══ ENTRIES SUPPLIED

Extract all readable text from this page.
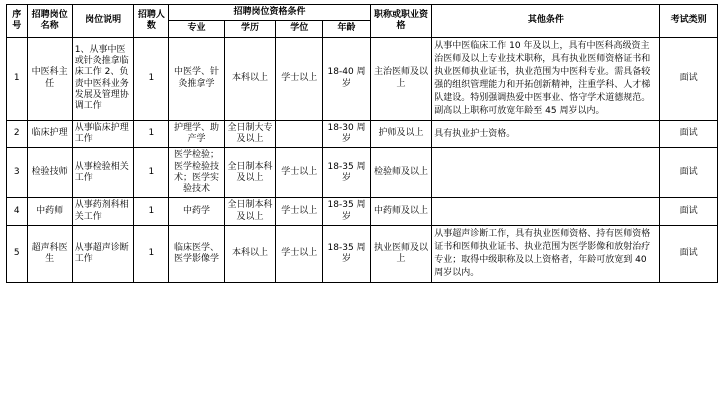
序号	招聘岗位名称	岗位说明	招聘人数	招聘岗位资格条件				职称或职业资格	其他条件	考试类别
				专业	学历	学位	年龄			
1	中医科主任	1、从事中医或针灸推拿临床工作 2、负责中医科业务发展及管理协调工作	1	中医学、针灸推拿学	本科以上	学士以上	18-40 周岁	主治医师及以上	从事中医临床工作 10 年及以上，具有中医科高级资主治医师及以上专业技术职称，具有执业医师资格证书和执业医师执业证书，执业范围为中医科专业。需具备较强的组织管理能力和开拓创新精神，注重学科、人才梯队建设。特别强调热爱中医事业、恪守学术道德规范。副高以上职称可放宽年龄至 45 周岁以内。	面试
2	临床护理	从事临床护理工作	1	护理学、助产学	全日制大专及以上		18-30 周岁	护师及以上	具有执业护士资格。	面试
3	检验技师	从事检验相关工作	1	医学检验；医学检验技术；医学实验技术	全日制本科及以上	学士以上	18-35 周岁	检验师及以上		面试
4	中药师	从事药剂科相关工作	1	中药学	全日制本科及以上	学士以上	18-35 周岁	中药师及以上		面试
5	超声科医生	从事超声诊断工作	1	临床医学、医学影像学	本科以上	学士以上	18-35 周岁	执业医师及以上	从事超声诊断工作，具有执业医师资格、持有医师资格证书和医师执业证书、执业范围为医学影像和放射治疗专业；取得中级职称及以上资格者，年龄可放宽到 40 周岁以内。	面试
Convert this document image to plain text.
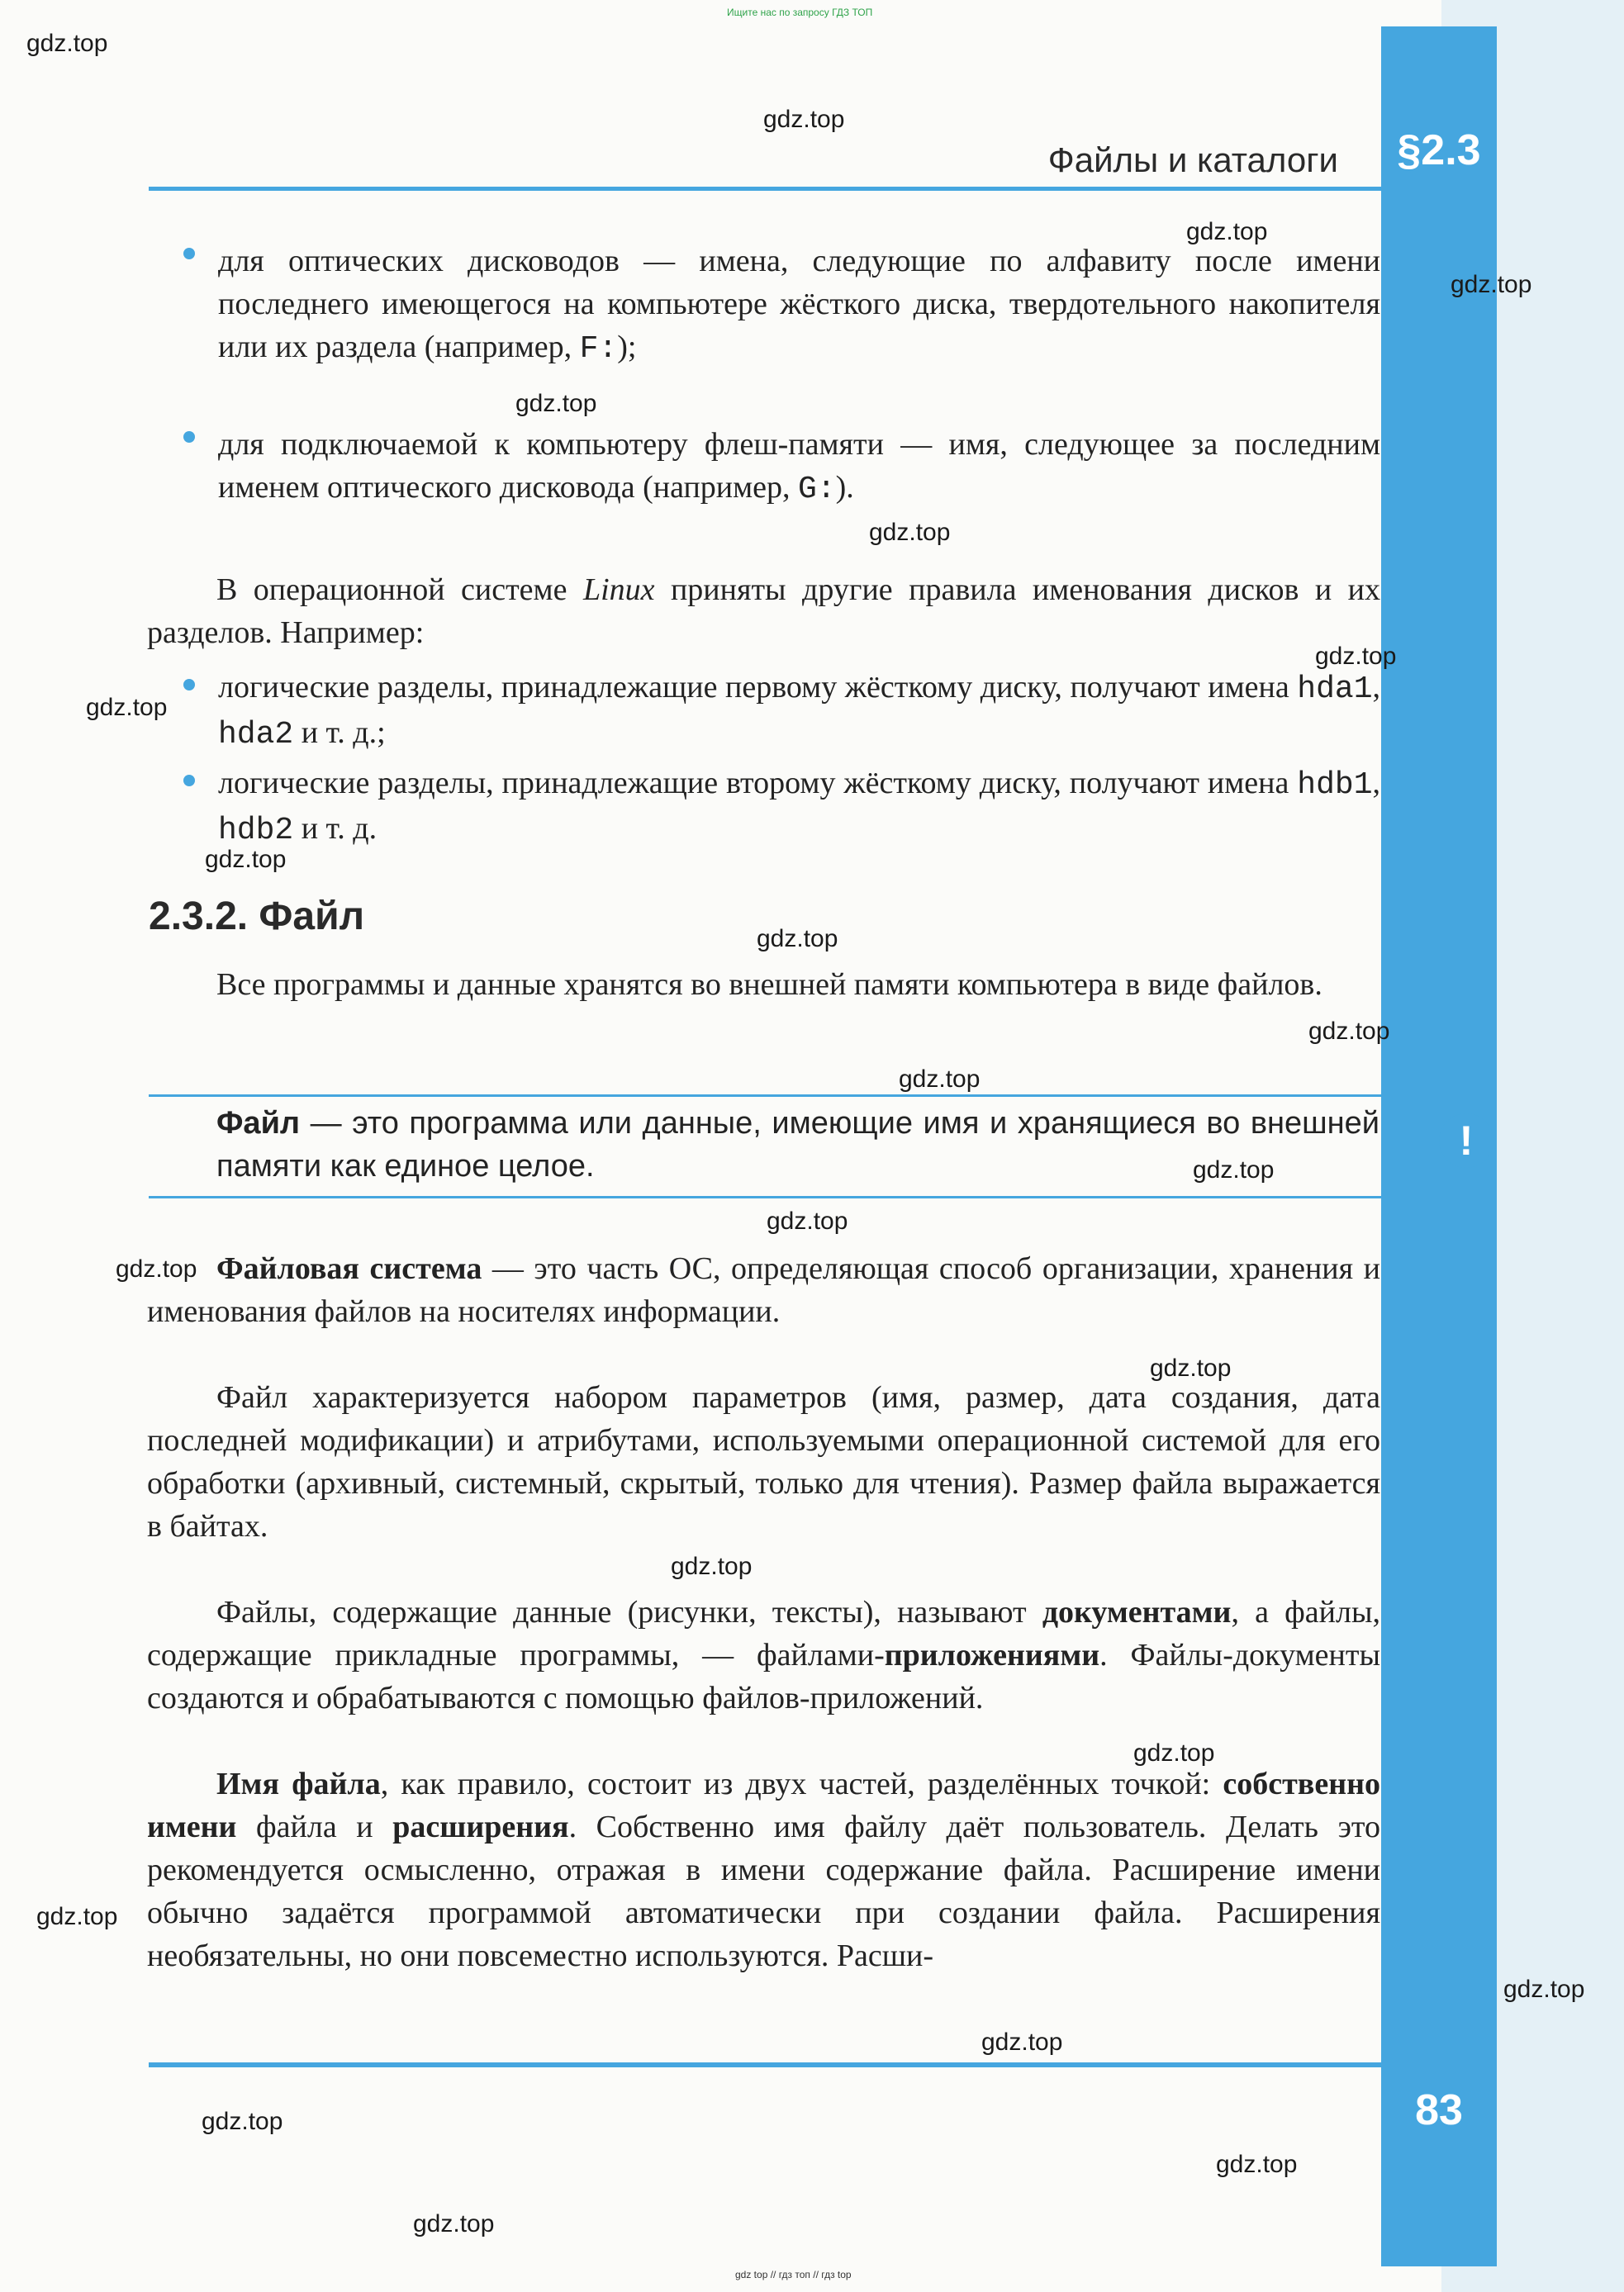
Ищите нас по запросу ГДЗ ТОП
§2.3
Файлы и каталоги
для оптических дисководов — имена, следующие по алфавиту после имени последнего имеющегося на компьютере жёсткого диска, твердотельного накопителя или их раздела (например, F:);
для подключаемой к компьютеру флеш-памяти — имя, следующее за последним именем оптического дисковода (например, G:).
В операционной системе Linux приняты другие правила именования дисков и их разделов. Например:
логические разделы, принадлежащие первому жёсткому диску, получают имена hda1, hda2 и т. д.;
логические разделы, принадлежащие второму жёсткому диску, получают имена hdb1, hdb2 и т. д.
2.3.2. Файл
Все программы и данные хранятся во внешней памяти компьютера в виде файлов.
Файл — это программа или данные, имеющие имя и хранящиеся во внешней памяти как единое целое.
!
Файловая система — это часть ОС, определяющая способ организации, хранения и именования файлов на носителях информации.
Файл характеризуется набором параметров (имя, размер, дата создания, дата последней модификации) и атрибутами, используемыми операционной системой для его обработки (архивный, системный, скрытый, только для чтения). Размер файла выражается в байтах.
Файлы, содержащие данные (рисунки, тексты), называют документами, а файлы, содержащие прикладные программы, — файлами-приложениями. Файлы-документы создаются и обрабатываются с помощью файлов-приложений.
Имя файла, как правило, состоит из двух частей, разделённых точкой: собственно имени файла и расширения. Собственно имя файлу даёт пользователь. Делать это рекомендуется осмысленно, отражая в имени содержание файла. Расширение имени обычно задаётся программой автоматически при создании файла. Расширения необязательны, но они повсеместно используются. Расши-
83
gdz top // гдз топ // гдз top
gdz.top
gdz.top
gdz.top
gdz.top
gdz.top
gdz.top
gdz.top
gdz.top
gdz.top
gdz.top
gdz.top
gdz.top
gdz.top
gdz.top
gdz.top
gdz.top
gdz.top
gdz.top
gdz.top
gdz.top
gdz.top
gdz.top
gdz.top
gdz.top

════

* DIRECTION *
Copy out every line from the data above that has "именования" in it.

* ANSWER BELOW *
В операционной системе Linux приняты другие правила именования дисков и их разделов. Например:
Файловая система — это часть ОС, определяющая способ организации, хранения и именования файлов на носителях информации.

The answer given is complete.